▶ _EXERCISE MATERIAL_
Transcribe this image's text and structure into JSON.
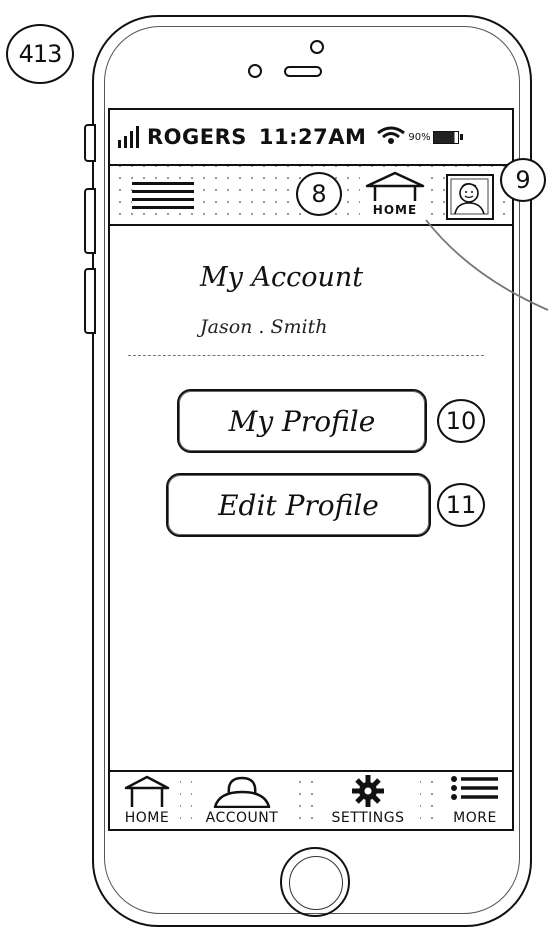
{
  "page_tag": "413",
  "status_bar": {
    "carrier": "ROGERS",
    "time": "11:27AM",
    "battery_percent": "90%"
  },
  "header": {
    "home_label": "HOME"
  },
  "callouts": {
    "header": "8",
    "avatar": "9",
    "my_profile": "10",
    "edit_profile": "11"
  },
  "account": {
    "title": "My Account",
    "name": "Jason . Smith"
  },
  "buttons": {
    "my_profile": "My Profile",
    "edit_profile": "Edit Profile"
  },
  "bottom_nav": {
    "home": "HOME",
    "account": "ACCOUNT",
    "settings": "SETTINGS",
    "more": "MORE"
  },
  "icons": [
    "menu-icon",
    "house-icon",
    "avatar-icon",
    "user-icon",
    "gear-icon",
    "list-icon",
    "wifi-icon",
    "signal-icon",
    "battery-icon"
  ]
}
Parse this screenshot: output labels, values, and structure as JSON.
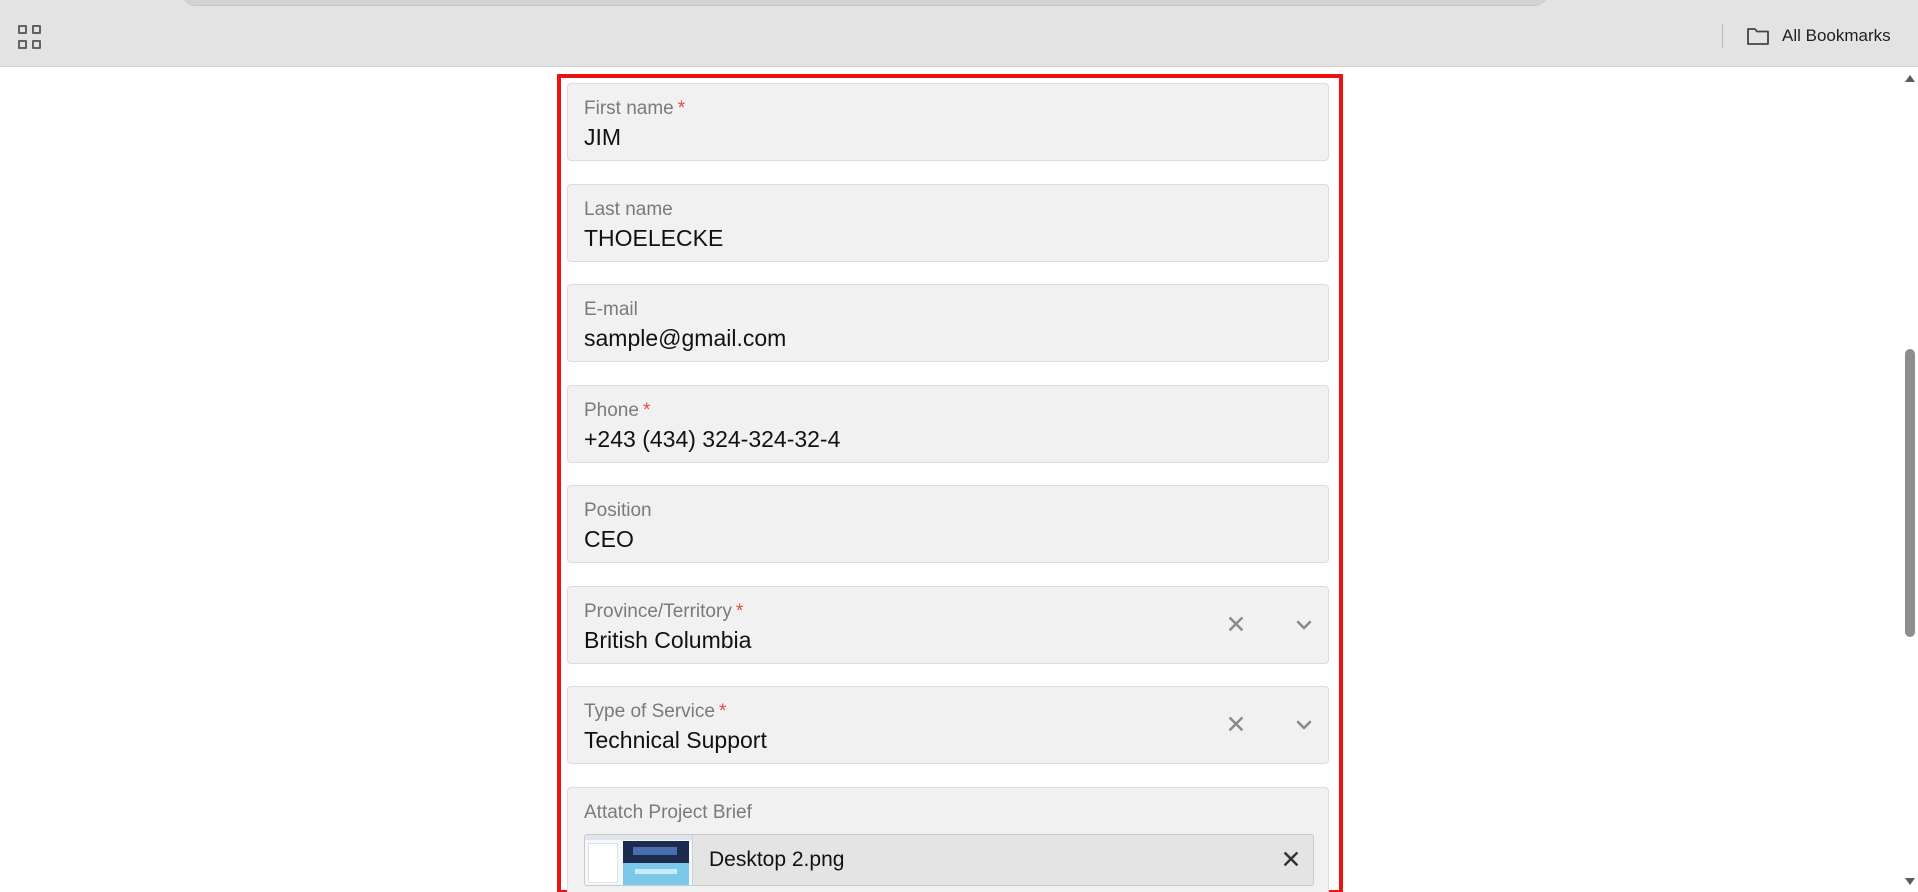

▶ _TASK DESCRIPTION_
Leave out the pictures and repeat everything else in the records exactly.

▶ _TASK RESULT_
Transcribe this image's text and structure into JSON.
{
  "page_tag": "413",
  "status_bar": {
    "carrier": "ROGERS",
    "time": "11:27AM",
    "battery_percent": "90%"
  },
  "header": {
    "home_label": "HOME"
  },
  "callouts": {
    "header": "8",
    "avatar": "9",
    "my_profile": "10",
    "edit_profile": "11"
  },
  "account": {
    "title": "My Account",
    "name": "Jason . Smith"
  },
  "buttons": {
    "my_profile": "My Profile",
    "edit_profile": "Edit Profile"
  },
  "bottom_nav": {
    "home": "HOME",
    "account": "ACCOUNT",
    "settings": "SETTINGS",
    "more": "MORE"
  },
  "icons": [
    "menu-icon",
    "house-icon",
    "avatar-icon",
    "user-icon",
    "gear-icon",
    "list-icon",
    "wifi-icon",
    "signal-icon",
    "battery-icon"
  ]
}
Parse this screenshot: output labels, values, and structure as JSON.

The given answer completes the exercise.